Task instructions: In the data below, locate each line with the word "user" and list it.

[Dataset records]

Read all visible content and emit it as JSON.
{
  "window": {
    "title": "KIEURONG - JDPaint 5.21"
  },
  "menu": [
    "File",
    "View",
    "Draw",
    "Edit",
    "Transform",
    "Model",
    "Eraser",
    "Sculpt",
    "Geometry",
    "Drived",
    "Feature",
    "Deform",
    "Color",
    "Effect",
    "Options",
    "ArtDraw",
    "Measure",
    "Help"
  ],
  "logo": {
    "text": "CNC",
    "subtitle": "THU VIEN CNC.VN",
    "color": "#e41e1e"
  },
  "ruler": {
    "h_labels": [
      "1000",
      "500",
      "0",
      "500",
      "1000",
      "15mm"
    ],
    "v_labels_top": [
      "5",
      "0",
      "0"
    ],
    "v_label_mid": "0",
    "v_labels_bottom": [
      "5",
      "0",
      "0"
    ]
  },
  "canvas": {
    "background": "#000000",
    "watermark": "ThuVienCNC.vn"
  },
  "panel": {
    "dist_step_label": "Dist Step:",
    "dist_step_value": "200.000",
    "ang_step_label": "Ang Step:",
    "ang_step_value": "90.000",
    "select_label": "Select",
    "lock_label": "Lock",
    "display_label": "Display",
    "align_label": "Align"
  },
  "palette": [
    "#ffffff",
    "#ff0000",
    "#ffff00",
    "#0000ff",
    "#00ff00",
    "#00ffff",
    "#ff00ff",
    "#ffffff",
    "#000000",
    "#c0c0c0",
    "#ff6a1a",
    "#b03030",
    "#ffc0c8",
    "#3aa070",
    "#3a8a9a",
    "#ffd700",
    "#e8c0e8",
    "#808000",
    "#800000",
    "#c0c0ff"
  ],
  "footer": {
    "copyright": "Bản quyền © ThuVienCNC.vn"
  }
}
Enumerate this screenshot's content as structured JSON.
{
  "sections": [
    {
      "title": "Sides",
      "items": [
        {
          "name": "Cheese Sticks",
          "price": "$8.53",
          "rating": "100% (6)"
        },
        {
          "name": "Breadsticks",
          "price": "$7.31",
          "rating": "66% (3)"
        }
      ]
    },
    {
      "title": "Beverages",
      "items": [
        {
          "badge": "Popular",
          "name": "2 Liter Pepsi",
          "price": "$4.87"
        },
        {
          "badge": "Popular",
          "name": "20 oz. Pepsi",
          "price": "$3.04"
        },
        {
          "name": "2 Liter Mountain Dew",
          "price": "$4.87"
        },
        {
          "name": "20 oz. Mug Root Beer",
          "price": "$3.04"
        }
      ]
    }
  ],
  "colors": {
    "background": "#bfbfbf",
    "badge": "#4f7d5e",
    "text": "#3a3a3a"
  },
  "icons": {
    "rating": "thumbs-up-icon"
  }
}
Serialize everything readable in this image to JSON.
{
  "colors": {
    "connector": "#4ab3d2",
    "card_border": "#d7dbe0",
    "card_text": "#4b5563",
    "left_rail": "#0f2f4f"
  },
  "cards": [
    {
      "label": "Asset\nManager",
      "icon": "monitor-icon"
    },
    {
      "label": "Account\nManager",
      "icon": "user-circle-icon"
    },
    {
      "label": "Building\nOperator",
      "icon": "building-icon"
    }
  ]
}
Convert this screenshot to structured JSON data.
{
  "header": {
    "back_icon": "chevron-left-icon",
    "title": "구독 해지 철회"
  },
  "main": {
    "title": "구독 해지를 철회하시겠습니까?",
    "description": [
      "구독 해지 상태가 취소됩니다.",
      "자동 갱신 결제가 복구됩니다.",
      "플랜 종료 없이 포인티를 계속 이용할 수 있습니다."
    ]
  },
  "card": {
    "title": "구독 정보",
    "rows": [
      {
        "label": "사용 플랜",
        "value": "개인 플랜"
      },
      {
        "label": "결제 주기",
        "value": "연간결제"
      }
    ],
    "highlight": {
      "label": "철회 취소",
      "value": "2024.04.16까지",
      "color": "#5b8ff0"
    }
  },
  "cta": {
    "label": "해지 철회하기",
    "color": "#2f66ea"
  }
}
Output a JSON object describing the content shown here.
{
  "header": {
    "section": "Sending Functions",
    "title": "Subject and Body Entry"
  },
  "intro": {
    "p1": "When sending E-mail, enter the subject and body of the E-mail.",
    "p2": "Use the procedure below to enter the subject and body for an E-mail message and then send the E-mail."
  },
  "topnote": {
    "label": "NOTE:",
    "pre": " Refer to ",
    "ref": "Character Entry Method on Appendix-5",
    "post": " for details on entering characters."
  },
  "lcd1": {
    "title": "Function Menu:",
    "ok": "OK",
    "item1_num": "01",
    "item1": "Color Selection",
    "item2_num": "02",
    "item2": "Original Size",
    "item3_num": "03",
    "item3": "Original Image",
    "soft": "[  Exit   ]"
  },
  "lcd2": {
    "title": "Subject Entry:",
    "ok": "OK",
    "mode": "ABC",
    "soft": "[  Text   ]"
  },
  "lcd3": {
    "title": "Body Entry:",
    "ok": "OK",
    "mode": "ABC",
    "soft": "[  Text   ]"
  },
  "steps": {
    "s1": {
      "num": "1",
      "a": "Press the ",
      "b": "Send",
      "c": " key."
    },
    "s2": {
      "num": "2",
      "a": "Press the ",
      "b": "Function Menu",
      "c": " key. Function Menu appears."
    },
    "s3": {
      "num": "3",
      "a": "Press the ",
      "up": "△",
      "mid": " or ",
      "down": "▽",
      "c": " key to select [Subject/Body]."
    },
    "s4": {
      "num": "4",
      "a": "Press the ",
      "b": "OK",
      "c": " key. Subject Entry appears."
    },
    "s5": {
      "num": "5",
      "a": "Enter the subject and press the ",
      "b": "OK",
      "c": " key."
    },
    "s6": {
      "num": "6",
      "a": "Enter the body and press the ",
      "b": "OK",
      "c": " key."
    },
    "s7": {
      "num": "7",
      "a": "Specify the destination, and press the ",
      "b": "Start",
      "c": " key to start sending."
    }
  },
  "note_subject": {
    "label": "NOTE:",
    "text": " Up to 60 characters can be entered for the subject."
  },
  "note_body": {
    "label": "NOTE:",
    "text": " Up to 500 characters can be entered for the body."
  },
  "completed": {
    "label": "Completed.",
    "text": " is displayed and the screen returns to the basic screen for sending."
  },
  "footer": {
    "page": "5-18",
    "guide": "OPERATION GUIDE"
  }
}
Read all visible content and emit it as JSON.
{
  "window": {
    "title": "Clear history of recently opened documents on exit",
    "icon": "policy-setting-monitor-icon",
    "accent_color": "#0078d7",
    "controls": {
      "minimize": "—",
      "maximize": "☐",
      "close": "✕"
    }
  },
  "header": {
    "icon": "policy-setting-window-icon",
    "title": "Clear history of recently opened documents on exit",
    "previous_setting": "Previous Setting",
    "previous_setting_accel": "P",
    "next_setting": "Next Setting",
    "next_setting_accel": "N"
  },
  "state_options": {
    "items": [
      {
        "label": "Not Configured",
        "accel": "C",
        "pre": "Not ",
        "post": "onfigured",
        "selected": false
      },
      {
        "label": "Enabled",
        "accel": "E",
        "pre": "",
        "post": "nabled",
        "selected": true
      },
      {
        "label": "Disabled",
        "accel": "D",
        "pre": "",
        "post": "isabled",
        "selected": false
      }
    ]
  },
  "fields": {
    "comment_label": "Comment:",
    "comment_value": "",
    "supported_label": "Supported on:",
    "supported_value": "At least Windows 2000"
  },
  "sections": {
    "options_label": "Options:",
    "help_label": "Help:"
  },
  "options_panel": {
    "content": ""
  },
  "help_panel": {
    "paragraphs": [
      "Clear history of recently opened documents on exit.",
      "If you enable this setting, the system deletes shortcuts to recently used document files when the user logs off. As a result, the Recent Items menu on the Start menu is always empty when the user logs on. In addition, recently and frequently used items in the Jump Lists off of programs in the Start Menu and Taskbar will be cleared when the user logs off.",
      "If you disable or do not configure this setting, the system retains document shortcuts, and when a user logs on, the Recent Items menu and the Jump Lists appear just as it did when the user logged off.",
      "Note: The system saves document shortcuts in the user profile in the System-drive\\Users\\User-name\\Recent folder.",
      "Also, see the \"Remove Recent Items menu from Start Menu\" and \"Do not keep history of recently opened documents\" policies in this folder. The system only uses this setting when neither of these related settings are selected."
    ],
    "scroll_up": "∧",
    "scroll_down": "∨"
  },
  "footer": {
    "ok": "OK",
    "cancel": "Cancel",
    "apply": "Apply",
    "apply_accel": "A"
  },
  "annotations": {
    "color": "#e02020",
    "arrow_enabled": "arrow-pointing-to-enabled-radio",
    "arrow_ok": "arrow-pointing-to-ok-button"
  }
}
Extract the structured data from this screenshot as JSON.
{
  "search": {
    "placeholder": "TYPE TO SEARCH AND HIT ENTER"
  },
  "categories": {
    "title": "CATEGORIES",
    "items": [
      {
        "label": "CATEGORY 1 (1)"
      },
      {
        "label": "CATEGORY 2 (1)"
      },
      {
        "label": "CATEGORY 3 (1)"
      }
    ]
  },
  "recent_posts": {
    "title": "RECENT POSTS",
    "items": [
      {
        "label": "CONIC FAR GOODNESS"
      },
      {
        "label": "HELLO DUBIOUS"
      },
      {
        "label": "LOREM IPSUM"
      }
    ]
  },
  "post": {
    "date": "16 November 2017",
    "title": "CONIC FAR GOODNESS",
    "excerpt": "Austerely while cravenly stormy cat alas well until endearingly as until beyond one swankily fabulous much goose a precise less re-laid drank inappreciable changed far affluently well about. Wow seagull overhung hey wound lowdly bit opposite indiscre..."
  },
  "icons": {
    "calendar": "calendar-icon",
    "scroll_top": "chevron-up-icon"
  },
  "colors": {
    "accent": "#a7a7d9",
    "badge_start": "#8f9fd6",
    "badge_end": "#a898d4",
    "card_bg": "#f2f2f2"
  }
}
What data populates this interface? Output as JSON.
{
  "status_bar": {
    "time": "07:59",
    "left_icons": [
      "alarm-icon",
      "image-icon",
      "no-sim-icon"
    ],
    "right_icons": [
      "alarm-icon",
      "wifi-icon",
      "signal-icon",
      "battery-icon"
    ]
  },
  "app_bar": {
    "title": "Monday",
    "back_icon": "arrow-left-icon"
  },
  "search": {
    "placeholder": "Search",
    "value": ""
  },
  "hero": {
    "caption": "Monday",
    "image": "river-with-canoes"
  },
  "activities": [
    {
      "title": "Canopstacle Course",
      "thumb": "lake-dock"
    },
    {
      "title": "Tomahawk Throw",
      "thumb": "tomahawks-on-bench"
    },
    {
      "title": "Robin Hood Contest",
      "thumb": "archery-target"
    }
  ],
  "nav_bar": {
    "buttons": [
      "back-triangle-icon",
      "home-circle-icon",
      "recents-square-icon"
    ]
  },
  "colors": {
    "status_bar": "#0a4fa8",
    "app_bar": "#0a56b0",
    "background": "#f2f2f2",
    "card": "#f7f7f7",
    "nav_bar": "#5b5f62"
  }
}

Correct result:
      "icon": "user-circle-icon"
      "If you enable this setting, the system deletes shortcuts to recently used document files when the user logs off. As a result, the Recent Items menu on the Start menu is always empty when the user logs on. In addition, recently and frequently used items in the Jump Lists off of programs in the Start Menu and Taskbar will be cleared when the user logs off.",
      "If you disable or do not configure this setting, the system retains document shortcuts, and when a user logs on, the Recent Items menu and the Jump Lists appear just as it did when the user logged off.",
      "Note: The system saves document shortcuts in the user profile in the System-drive\\Users\\User-name\\Recent folder.",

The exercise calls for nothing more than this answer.